───── Task data

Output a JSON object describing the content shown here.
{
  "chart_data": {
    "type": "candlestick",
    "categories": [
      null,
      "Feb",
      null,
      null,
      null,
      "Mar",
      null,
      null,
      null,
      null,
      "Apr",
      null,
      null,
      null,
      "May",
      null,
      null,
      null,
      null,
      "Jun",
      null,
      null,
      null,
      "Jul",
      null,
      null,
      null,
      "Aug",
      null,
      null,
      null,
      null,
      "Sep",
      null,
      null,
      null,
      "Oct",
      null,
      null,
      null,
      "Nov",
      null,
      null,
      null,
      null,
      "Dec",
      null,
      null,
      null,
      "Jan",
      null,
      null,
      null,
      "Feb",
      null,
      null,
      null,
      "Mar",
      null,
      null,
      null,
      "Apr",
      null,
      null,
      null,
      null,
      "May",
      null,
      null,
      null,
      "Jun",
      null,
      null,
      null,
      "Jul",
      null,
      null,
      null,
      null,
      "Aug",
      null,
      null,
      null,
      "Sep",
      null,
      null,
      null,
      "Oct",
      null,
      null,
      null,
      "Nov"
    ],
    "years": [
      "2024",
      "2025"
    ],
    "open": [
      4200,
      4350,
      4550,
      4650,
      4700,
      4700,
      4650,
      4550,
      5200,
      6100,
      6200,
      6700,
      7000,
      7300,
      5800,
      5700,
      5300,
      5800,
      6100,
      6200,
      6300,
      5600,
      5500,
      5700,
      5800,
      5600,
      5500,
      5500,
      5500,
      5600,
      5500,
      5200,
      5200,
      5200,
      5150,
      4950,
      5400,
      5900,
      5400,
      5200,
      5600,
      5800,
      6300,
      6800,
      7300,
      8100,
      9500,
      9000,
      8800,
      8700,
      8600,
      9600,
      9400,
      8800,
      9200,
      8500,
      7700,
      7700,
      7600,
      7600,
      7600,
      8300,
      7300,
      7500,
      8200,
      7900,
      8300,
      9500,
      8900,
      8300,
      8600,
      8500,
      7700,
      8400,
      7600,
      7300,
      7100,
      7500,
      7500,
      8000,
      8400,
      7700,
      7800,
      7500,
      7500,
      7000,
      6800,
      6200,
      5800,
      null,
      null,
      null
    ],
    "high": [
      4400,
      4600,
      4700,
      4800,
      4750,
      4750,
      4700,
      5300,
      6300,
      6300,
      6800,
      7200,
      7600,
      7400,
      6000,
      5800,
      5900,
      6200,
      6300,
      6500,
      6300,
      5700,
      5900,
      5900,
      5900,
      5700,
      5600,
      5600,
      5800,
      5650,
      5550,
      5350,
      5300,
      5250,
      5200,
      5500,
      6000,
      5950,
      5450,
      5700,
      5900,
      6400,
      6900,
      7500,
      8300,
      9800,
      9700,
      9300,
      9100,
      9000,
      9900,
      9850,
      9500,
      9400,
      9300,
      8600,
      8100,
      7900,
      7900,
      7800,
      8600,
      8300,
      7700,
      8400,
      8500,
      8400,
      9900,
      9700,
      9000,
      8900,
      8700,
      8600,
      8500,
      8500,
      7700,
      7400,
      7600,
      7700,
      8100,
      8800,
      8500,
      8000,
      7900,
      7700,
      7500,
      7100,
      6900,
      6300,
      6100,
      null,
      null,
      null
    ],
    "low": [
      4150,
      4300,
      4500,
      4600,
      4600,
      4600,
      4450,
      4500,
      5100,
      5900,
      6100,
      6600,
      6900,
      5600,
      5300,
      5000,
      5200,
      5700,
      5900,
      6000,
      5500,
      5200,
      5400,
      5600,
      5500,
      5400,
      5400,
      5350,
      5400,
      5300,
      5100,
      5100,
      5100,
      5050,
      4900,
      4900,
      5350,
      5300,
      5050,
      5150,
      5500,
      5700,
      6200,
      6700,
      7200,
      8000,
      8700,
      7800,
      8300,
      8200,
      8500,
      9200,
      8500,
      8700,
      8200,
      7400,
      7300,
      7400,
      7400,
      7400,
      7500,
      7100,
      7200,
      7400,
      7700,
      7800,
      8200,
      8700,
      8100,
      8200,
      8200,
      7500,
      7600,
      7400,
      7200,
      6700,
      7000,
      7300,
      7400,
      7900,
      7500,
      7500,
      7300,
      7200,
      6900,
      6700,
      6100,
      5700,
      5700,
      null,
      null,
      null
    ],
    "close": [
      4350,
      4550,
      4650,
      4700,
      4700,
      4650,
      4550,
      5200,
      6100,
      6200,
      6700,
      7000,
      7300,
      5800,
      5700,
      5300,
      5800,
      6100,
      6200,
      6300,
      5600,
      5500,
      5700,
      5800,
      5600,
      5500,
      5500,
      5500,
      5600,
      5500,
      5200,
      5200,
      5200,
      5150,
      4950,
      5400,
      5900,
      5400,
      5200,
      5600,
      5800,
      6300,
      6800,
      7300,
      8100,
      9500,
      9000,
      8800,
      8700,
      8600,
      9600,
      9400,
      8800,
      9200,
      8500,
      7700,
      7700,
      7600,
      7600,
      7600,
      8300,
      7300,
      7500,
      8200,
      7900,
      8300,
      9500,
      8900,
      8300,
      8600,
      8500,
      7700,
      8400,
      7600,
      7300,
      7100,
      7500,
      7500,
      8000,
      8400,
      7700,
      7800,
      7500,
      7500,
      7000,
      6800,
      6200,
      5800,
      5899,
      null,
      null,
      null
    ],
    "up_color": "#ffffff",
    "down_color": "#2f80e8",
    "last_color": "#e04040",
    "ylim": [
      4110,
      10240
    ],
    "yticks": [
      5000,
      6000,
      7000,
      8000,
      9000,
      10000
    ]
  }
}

──────────

■ **Stated task**
Restate the whole listing exactly, leaving out nothing.

■ **Expected answer**
Output a JSON object describing the content shown here.
{
  "chart_data": {
    "type": "candlestick",
    "categories": [
      null,
      "Feb",
      null,
      null,
      null,
      "Mar",
      null,
      null,
      null,
      null,
      "Apr",
      null,
      null,
      null,
      "May",
      null,
      null,
      null,
      null,
      "Jun",
      null,
      null,
      null,
      "Jul",
      null,
      null,
      null,
      "Aug",
      null,
      null,
      null,
      null,
      "Sep",
      null,
      null,
      null,
      "Oct",
      null,
      null,
      null,
      "Nov",
      null,
      null,
      null,
      null,
      "Dec",
      null,
      null,
      null,
      "Jan",
      null,
      null,
      null,
      "Feb",
      null,
      null,
      null,
      "Mar",
      null,
      null,
      null,
      "Apr",
      null,
      null,
      null,
      null,
      "May",
      null,
      null,
      null,
      "Jun",
      null,
      null,
      null,
      "Jul",
      null,
      null,
      null,
      null,
      "Aug",
      null,
      null,
      null,
      "Sep",
      null,
      null,
      null,
      "Oct",
      null,
      null,
      null,
      "Nov"
    ],
    "years": [
      "2024",
      "2025"
    ],
    "open": [
      4200,
      4350,
      4550,
      4650,
      4700,
      4700,
      4650,
      4550,
      5200,
      6100,
      6200,
      6700,
      7000,
      7300,
      5800,
      5700,
      5300,
      5800,
      6100,
      6200,
      6300,
      5600,
      5500,
      5700,
      5800,
      5600,
      5500,
      5500,
      5500,
      5600,
      5500,
      5200,
      5200,
      5200,
      5150,
      4950,
      5400,
      5900,
      5400,
      5200,
      5600,
      5800,
      6300,
      6800,
      7300,
      8100,
      9500,
      9000,
      8800,
      8700,
      8600,
      9600,
      9400,
      8800,
      9200,
      8500,
      7700,
      7700,
      7600,
      7600,
      7600,
      8300,
      7300,
      7500,
      8200,
      7900,
      8300,
      9500,
      8900,
      8300,
      8600,
      8500,
      7700,
      8400,
      7600,
      7300,
      7100,
      7500,
      7500,
      8000,
      8400,
      7700,
      7800,
      7500,
      7500,
      7000,
      6800,
      6200,
      5800,
      null,
      null,
      null
    ],
    "high": [
      4400,
      4600,
      4700,
      4800,
      4750,
      4750,
      4700,
      5300,
      6300,
      6300,
      6800,
      7200,
      7600,
      7400,
      6000,
      5800,
      5900,
      6200,
      6300,
      6500,
      6300,
      5700,
      5900,
      5900,
      5900,
      5700,
      5600,
      5600,
      5800,
      5650,
      5550,
      5350,
      5300,
      5250,
      5200,
      5500,
      6000,
      5950,
      5450,
      5700,
      5900,
      6400,
      6900,
      7500,
      8300,
      9800,
      9700,
      9300,
      9100,
      9000,
      9900,
      9850,
      9500,
      9400,
      9300,
      8600,
      8100,
      7900,
      7900,
      7800,
      8600,
      8300,
      7700,
      8400,
      8500,
      8400,
      9900,
      9700,
      9000,
      8900,
      8700,
      8600,
      8500,
      8500,
      7700,
      7400,
      7600,
      7700,
      8100,
      8800,
      8500,
      8000,
      7900,
      7700,
      7500,
      7100,
      6900,
      6300,
      6100,
      null,
      null,
      null
    ],
    "low": [
      4150,
      4300,
      4500,
      4600,
      4600,
      4600,
      4450,
      4500,
      5100,
      5900,
      6100,
      6600,
      6900,
      5600,
      5300,
      5000,
      5200,
      5700,
      5900,
      6000,
      5500,
      5200,
      5400,
      5600,
      5500,
      5400,
      5400,
      5350,
      5400,
      5300,
      5100,
      5100,
      5100,
      5050,
      4900,
      4900,
      5350,
      5300,
      5050,
      5150,
      5500,
      5700,
      6200,
      6700,
      7200,
      8000,
      8700,
      7800,
      8300,
      8200,
      8500,
      9200,
      8500,
      8700,
      8200,
      7400,
      7300,
      7400,
      7400,
      7400,
      7500,
      7100,
      7200,
      7400,
      7700,
      7800,
      8200,
      8700,
      8100,
      8200,
      8200,
      7500,
      7600,
      7400,
      7200,
      6700,
      7000,
      7300,
      7400,
      7900,
      7500,
      7500,
      7300,
      7200,
      6900,
      6700,
      6100,
      5700,
      5700,
      null,
      null,
      null
    ],
    "close": [
      4350,
      4550,
      4650,
      4700,
      4700,
      4650,
      4550,
      5200,
      6100,
      6200,
      6700,
      7000,
      7300,
      5800,
      5700,
      5300,
      5800,
      6100,
      6200,
      6300,
      5600,
      5500,
      5700,
      5800,
      5600,
      5500,
      5500,
      5500,
      5600,
      5500,
      5200,
      5200,
      5200,
      5150,
      4950,
      5400,
      5900,
      5400,
      5200,
      5600,
      5800,
      6300,
      6800,
      7300,
      8100,
      9500,
      9000,
      8800,
      8700,
      8600,
      9600,
      9400,
      8800,
      9200,
      8500,
      7700,
      7700,
      7600,
      7600,
      7600,
      8300,
      7300,
      7500,
      8200,
      7900,
      8300,
      9500,
      8900,
      8300,
      8600,
      8500,
      7700,
      8400,
      7600,
      7300,
      7100,
      7500,
      7500,
      8000,
      8400,
      7700,
      7800,
      7500,
      7500,
      7000,
      6800,
      6200,
      5800,
      5899,
      null,
      null,
      null
    ],
    "up_color": "#ffffff",
    "down_color": "#2f80e8",
    "last_color": "#e04040",
    "ylim": [
      4110,
      10240
    ],
    "yticks": [
      5000,
      6000,
      7000,
      8000,
      9000,
      10000
    ]
  }
}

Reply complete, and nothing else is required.